» **THE EXERCISE**
Print each line of the data below word for word, without changing anything.
======== EXCERPTED DATA
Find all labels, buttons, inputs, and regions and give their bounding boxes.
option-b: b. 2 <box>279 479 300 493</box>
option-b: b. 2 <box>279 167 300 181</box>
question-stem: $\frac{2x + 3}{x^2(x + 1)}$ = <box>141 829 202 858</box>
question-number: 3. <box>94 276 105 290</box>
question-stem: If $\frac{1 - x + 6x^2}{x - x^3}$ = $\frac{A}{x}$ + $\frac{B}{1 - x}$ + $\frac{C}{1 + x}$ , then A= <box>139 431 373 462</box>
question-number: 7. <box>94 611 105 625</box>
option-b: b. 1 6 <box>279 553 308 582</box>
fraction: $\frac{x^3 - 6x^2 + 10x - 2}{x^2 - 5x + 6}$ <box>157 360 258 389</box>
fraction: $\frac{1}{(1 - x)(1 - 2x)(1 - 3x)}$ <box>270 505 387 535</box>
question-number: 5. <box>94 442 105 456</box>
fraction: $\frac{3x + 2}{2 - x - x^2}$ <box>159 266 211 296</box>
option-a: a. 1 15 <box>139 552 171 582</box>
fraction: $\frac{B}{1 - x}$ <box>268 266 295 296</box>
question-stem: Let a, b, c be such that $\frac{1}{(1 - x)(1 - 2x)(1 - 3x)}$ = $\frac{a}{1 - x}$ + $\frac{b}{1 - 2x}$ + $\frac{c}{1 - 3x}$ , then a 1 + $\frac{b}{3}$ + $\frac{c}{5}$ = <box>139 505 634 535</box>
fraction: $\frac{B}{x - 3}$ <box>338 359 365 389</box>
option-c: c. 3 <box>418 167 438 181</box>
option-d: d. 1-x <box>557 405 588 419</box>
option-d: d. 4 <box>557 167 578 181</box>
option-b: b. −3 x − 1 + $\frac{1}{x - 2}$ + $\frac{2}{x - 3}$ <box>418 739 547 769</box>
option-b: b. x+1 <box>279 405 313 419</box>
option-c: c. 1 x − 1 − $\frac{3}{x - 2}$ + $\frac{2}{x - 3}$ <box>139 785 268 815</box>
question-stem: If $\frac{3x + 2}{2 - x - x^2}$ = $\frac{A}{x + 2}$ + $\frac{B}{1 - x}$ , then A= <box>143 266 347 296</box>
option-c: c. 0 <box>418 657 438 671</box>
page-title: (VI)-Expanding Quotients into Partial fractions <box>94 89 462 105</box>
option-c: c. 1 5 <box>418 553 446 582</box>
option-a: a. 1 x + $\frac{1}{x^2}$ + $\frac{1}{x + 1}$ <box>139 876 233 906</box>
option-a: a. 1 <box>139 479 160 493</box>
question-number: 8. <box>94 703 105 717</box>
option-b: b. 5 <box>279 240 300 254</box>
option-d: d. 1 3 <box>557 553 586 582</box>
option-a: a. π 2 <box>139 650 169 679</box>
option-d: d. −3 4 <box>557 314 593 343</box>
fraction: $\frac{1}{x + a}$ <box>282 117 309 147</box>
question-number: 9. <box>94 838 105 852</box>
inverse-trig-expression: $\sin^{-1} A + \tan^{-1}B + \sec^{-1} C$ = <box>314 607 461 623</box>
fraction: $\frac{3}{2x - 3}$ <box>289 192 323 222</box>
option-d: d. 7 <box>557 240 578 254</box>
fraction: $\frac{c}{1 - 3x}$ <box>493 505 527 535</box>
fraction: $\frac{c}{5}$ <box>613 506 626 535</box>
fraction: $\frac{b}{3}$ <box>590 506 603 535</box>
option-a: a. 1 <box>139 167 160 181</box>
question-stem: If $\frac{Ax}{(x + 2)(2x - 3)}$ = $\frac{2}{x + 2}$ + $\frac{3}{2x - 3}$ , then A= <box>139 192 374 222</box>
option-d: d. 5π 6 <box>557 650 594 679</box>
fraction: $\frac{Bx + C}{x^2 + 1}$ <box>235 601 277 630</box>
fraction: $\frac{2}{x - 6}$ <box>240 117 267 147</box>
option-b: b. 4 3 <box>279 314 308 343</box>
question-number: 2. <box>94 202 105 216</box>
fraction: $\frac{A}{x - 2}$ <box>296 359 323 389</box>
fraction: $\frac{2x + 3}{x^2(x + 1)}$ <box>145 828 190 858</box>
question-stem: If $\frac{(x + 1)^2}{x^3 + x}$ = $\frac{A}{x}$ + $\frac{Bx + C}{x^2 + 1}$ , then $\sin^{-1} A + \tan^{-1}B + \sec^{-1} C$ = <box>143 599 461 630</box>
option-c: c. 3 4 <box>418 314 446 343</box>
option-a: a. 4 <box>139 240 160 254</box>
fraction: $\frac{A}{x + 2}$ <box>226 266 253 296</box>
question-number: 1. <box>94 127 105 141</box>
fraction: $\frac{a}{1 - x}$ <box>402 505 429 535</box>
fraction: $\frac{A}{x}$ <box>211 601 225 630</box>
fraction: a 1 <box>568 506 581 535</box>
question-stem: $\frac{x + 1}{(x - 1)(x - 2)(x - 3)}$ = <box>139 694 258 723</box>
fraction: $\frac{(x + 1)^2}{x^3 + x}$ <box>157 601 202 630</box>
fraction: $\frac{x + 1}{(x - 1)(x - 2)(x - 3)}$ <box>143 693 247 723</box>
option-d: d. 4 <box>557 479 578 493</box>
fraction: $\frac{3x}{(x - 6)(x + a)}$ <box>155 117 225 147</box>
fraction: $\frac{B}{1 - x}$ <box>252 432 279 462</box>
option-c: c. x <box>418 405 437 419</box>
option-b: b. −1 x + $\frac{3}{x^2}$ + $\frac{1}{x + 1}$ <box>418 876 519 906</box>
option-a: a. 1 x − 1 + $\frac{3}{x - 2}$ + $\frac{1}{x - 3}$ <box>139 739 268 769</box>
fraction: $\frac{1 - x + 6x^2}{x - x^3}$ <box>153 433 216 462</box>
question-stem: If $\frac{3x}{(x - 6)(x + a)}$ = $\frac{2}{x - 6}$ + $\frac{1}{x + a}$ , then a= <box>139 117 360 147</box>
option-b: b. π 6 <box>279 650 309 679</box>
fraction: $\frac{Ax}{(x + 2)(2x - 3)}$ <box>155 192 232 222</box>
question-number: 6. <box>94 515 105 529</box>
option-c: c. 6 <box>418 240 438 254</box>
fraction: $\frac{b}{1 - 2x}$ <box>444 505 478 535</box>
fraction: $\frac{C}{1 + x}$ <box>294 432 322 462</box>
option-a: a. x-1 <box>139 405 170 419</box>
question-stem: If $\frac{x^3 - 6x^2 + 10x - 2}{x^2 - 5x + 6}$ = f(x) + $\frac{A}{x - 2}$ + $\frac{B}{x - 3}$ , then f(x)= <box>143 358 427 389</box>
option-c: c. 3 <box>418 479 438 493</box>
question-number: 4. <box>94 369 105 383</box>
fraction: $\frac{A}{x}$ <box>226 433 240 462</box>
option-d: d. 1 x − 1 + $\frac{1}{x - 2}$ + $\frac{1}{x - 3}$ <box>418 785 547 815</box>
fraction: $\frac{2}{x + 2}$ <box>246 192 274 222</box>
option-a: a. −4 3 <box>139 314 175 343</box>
================
» **FINISHED EXERCISE**
Find all labels, buttons, inputs, and regions and give their bounding boxes.
option-b: b. 2 <box>279 479 300 493</box>
option-b: b. 2 <box>279 167 300 181</box>
question-stem: $\frac{2x + 3}{x^2(x + 1)}$ = <box>141 829 202 858</box>
question-number: 3. <box>94 276 105 290</box>
question-stem: If $\frac{1 - x + 6x^2}{x - x^3}$ = $\frac{A}{x}$ + $\frac{B}{1 - x}$ + $\frac{C}{1 + x}$ , then A= <box>139 431 373 462</box>
question-number: 7. <box>94 611 105 625</box>
option-b: b. 1 6 <box>279 553 308 582</box>
fraction: $\frac{x^3 - 6x^2 + 10x - 2}{x^2 - 5x + 6}$ <box>157 360 258 389</box>
fraction: $\frac{1}{(1 - x)(1 - 2x)(1 - 3x)}$ <box>270 505 387 535</box>
question-number: 5. <box>94 442 105 456</box>
fraction: $\frac{3x + 2}{2 - x - x^2}$ <box>159 266 211 296</box>
option-a: a. 1 15 <box>139 552 171 582</box>
fraction: $\frac{B}{1 - x}$ <box>268 266 295 296</box>
question-stem: Let a, b, c be such that $\frac{1}{(1 - x)(1 - 2x)(1 - 3x)}$ = $\frac{a}{1 - x}$ + $\frac{b}{1 - 2x}$ + $\frac{c}{1 - 3x}$ , then a 1 + $\frac{b}{3}$ + $\frac{c}{5}$ = <box>139 505 634 535</box>
fraction: $\frac{B}{x - 3}$ <box>338 359 365 389</box>
option-c: c. 3 <box>418 167 438 181</box>
option-d: d. 1-x <box>557 405 588 419</box>
option-d: d. 4 <box>557 167 578 181</box>
option-b: b. −3 x − 1 + $\frac{1}{x - 2}$ + $\frac{2}{x - 3}$ <box>418 739 547 769</box>
option-b: b. x+1 <box>279 405 313 419</box>
option-c: c. 1 x − 1 − $\frac{3}{x - 2}$ + $\frac{2}{x - 3}$ <box>139 785 268 815</box>
question-stem: If $\frac{3x + 2}{2 - x - x^2}$ = $\frac{A}{x + 2}$ + $\frac{B}{1 - x}$ , then A= <box>143 266 347 296</box>
option-c: c. 0 <box>418 657 438 671</box>
page-title: (VI)-Expanding Quotients into Partial fractions <box>94 89 462 105</box>
option-c: c. 1 5 <box>418 553 446 582</box>
option-a: a. 1 x + $\frac{1}{x^2}$ + $\frac{1}{x + 1}$ <box>139 876 233 906</box>
option-a: a. 1 <box>139 479 160 493</box>
question-number: 8. <box>94 703 105 717</box>
option-b: b. 5 <box>279 240 300 254</box>
option-d: d. 1 3 <box>557 553 586 582</box>
option-a: a. π 2 <box>139 650 169 679</box>
option-d: d. −3 4 <box>557 314 593 343</box>
fraction: $\frac{1}{x + a}$ <box>282 117 309 147</box>
question-number: 9. <box>94 838 105 852</box>
inverse-trig-expression: $\sin^{-1} A + \tan^{-1}B + \sec^{-1} C$ = <box>314 607 461 623</box>
fraction: $\frac{3}{2x - 3}$ <box>289 192 323 222</box>
option-d: d. 7 <box>557 240 578 254</box>
fraction: $\frac{c}{1 - 3x}$ <box>493 505 527 535</box>
fraction: $\frac{c}{5}$ <box>613 506 626 535</box>
fraction: $\frac{b}{3}$ <box>590 506 603 535</box>
option-a: a. 1 <box>139 167 160 181</box>
question-stem: If $\frac{Ax}{(x + 2)(2x - 3)}$ = $\frac{2}{x + 2}$ + $\frac{3}{2x - 3}$ , then A= <box>139 192 374 222</box>
option-d: d. 5π 6 <box>557 650 594 679</box>
fraction: $\frac{Bx + C}{x^2 + 1}$ <box>235 601 277 630</box>
fraction: $\frac{2}{x - 6}$ <box>240 117 267 147</box>
option-b: b. 4 3 <box>279 314 308 343</box>
question-number: 2. <box>94 202 105 216</box>
fraction: $\frac{A}{x - 2}$ <box>296 359 323 389</box>
fraction: $\frac{2x + 3}{x^2(x + 1)}$ <box>145 828 190 858</box>
question-stem: If $\frac{(x + 1)^2}{x^3 + x}$ = $\frac{A}{x}$ + $\frac{Bx + C}{x^2 + 1}$ , then $\sin^{-1} A + \tan^{-1}B + \sec^{-1} C$ = <box>143 599 461 630</box>
option-c: c. 3 4 <box>418 314 446 343</box>
option-a: a. 4 <box>139 240 160 254</box>
fraction: $\frac{A}{x + 2}$ <box>226 266 253 296</box>
question-number: 1. <box>94 127 105 141</box>
fraction: $\frac{a}{1 - x}$ <box>402 505 429 535</box>
fraction: $\frac{A}{x}$ <box>211 601 225 630</box>
fraction: a 1 <box>568 506 581 535</box>
question-stem: $\frac{x + 1}{(x - 1)(x - 2)(x - 3)}$ = <box>139 694 258 723</box>
fraction: $\frac{(x + 1)^2}{x^3 + x}$ <box>157 601 202 630</box>
fraction: $\frac{x + 1}{(x - 1)(x - 2)(x - 3)}$ <box>143 693 247 723</box>
option-d: d. 4 <box>557 479 578 493</box>
fraction: $\frac{3x}{(x - 6)(x + a)}$ <box>155 117 225 147</box>
fraction: $\frac{B}{1 - x}$ <box>252 432 279 462</box>
option-c: c. x <box>418 405 437 419</box>
option-b: b. −1 x + $\frac{3}{x^2}$ + $\frac{1}{x + 1}$ <box>418 876 519 906</box>
option-a: a. 1 x − 1 + $\frac{3}{x - 2}$ + $\frac{1}{x - 3}$ <box>139 739 268 769</box>
fraction: $\frac{1 - x + 6x^2}{x - x^3}$ <box>153 433 216 462</box>
question-stem: If $\frac{3x}{(x - 6)(x + a)}$ = $\frac{2}{x - 6}$ + $\frac{1}{x + a}$ , then a= <box>139 117 360 147</box>
option-b: b. π 6 <box>279 650 309 679</box>
fraction: $\frac{Ax}{(x + 2)(2x - 3)}$ <box>155 192 232 222</box>
question-number: 6. <box>94 515 105 529</box>
option-c: c. 6 <box>418 240 438 254</box>
fraction: $\frac{b}{1 - 2x}$ <box>444 505 478 535</box>
fraction: $\frac{C}{1 + x}$ <box>294 432 322 462</box>
option-a: a. x-1 <box>139 405 170 419</box>
question-stem: If $\frac{x^3 - 6x^2 + 10x - 2}{x^2 - 5x + 6}$ = f(x) + $\frac{A}{x - 2}$ + $\frac{B}{x - 3}$ , then f(x)= <box>143 358 427 389</box>
option-c: c. 3 <box>418 479 438 493</box>
question-number: 4. <box>94 369 105 383</box>
fraction: $\frac{A}{x}$ <box>226 433 240 462</box>
option-d: d. 1 x − 1 + $\frac{1}{x - 2}$ + $\frac{1}{x - 3}$ <box>418 785 547 815</box>
fraction: $\frac{2}{x + 2}$ <box>246 192 274 222</box>
option-a: a. −4 3 <box>139 314 175 343</box>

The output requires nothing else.